Stated exercise. Only the lines from the one containing "Give me a plain-text" through the final line of the material below should be output, exactly as they stand.

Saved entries
★ ★ ★ ★ ★ ★ ★

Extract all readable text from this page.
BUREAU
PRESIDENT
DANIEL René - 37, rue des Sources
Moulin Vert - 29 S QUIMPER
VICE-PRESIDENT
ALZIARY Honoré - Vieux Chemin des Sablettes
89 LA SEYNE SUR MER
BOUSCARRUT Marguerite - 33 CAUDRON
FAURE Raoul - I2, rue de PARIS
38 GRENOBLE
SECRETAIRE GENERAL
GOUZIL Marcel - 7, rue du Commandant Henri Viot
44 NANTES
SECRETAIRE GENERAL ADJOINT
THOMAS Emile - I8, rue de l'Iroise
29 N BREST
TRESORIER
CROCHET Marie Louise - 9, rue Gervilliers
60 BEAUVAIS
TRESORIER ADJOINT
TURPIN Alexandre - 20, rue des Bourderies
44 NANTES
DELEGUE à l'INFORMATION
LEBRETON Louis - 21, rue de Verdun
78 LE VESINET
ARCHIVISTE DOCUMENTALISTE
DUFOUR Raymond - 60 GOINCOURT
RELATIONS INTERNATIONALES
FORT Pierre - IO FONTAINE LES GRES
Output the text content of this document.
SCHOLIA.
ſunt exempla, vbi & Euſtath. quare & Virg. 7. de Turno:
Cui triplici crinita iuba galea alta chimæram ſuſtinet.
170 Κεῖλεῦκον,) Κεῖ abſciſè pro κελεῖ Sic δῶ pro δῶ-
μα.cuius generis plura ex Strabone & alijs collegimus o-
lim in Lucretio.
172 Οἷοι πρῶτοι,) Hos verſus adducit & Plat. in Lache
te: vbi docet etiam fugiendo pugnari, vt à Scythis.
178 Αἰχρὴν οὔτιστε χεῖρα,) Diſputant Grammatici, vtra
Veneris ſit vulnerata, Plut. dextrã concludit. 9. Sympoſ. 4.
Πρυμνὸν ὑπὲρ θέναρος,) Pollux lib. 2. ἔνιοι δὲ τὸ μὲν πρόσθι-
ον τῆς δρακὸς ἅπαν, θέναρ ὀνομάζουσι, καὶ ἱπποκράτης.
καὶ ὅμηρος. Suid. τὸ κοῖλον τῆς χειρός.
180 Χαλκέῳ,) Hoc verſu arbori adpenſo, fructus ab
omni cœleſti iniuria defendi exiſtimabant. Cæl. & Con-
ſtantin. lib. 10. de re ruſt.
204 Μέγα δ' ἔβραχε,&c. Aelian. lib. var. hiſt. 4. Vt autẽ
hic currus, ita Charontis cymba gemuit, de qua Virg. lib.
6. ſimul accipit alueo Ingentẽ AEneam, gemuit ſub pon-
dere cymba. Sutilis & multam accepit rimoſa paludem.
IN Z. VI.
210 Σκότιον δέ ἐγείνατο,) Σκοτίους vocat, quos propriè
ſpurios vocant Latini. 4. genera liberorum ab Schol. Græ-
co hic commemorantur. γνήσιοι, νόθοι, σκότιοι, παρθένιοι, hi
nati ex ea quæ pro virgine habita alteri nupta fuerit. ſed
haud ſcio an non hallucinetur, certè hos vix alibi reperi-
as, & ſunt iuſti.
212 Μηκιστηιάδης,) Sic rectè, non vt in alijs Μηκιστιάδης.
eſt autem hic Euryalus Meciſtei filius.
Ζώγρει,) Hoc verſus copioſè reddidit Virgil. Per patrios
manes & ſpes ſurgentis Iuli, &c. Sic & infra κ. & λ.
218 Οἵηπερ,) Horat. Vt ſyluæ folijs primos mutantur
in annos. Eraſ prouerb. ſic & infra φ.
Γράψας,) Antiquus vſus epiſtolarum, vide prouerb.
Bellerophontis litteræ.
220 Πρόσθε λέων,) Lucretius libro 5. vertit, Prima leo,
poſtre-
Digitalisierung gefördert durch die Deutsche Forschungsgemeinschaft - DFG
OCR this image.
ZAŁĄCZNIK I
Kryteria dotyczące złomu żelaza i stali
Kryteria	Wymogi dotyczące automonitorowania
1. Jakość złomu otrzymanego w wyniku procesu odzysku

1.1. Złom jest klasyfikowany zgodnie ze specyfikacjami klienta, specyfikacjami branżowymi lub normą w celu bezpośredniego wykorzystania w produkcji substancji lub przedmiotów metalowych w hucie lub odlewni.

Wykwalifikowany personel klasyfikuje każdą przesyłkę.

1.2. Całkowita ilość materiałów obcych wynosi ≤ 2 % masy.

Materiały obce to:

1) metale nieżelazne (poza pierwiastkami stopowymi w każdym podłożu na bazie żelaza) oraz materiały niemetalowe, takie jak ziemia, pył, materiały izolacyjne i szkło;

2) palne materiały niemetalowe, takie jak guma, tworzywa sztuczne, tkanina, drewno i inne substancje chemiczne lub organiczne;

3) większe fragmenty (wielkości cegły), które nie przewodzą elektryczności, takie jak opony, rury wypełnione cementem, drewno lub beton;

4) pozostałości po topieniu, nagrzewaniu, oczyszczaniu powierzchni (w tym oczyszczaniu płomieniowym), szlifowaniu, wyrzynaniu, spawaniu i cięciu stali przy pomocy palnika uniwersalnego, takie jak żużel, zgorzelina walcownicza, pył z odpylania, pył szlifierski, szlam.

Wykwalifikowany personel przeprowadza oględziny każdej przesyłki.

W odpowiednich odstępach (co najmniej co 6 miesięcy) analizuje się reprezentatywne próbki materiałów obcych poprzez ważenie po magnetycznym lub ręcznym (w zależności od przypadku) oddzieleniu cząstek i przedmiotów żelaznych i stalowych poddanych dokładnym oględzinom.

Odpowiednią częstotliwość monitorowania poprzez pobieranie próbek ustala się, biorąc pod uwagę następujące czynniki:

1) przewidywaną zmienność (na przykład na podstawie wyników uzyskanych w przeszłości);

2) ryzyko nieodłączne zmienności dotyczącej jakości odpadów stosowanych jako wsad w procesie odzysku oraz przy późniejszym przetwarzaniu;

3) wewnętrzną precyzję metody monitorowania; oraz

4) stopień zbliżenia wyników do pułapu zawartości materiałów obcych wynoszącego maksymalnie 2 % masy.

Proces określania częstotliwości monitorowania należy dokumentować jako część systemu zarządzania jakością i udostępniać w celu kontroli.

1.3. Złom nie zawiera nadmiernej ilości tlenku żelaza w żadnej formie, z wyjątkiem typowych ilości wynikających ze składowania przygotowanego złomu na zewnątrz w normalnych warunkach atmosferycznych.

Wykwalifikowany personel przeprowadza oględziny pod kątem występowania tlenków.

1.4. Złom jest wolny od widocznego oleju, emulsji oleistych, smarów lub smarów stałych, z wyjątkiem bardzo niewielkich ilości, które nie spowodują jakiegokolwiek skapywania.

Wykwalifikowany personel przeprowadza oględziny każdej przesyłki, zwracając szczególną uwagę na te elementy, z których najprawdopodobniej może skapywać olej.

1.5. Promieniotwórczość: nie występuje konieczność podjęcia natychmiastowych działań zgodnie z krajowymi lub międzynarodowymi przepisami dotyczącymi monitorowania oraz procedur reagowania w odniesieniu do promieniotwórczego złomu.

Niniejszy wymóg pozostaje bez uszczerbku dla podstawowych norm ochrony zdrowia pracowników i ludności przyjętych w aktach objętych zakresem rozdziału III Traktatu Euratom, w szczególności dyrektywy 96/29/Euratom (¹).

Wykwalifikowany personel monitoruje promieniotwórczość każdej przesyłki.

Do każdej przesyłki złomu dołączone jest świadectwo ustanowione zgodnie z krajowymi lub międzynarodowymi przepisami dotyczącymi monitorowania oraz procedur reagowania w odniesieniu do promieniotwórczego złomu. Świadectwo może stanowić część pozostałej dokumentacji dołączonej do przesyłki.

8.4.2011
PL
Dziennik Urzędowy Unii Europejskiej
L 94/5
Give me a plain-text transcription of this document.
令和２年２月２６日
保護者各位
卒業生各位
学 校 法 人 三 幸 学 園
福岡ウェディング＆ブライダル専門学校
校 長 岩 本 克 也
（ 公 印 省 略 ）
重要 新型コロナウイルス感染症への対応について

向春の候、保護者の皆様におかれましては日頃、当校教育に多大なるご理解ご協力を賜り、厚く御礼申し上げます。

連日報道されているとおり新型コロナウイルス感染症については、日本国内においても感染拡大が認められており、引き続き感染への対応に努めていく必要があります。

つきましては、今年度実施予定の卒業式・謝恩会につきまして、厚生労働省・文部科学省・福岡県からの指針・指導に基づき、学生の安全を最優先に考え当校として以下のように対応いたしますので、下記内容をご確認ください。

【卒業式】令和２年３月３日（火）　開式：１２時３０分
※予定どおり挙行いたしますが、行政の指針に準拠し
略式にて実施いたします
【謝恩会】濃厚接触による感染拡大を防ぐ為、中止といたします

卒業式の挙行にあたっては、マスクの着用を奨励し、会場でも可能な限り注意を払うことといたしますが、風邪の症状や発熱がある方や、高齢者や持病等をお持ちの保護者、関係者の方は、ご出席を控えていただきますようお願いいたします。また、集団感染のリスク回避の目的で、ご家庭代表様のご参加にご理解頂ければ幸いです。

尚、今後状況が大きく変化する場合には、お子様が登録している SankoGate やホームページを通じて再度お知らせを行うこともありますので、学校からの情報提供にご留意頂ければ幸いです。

★ ★ ★ ★ ★ ★ ★

The reply.
Give me a plain-text transcription of this document.
令和２年２月２６日
保護者各位
卒業生各位
学 校 法 人 三 幸 学 園
福岡ウェディング＆ブライダル専門学校
校 長 岩 本 克 也
（ 公 印 省 略 ）
重要 新型コロナウイルス感染症への対応について

向春の候、保護者の皆様におかれましては日頃、当校教育に多大なるご理解ご協力を賜り、厚く御礼申し上げます。

連日報道されているとおり新型コロナウイルス感染症については、日本国内においても感染拡大が認められており、引き続き感染への対応に努めていく必要があります。

つきましては、今年度実施予定の卒業式・謝恩会につきまして、厚生労働省・文部科学省・福岡県からの指針・指導に基づき、学生の安全を最優先に考え当校として以下のように対応いたしますので、下記内容をご確認ください。

【卒業式】令和２年３月３日（火）　開式：１２時３０分
※予定どおり挙行いたしますが、行政の指針に準拠し
略式にて実施いたします
【謝恩会】濃厚接触による感染拡大を防ぐ為、中止といたします

卒業式の挙行にあたっては、マスクの着用を奨励し、会場でも可能な限り注意を払うことといたしますが、風邪の症状や発熱がある方や、高齢者や持病等をお持ちの保護者、関係者の方は、ご出席を控えていただきますようお願いいたします。また、集団感染のリスク回避の目的で、ご家庭代表様のご参加にご理解頂ければ幸いです。

尚、今後状況が大きく変化する場合には、お子様が登録している SankoGate やホームページを通じて再度お知らせを行うこともありますので、学校からの情報提供にご留意頂ければ幸いです。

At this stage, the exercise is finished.